Data entries:
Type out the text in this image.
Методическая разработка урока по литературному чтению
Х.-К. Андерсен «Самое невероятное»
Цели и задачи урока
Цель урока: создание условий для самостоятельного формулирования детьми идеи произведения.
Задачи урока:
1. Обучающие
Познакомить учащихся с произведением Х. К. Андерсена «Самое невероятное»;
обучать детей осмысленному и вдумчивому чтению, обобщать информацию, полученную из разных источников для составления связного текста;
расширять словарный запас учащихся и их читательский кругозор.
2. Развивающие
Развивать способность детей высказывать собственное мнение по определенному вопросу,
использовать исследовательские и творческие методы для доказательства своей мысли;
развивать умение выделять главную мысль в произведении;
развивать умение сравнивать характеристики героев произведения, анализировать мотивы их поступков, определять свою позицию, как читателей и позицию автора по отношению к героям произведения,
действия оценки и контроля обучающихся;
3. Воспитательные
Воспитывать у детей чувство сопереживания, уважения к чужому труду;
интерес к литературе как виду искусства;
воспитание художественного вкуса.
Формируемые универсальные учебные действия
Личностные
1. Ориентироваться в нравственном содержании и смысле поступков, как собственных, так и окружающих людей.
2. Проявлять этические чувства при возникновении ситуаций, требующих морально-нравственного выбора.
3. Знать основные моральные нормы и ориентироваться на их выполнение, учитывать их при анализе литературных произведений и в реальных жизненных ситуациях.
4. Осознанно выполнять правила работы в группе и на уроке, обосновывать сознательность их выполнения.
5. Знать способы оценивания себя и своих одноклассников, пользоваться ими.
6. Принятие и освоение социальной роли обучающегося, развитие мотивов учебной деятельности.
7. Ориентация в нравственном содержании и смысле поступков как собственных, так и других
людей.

● EXERCISE: Of the lines in the material, how many contain the word "урока"? Reply with the number and nothing else.

● CORRECT OUTPUT: 4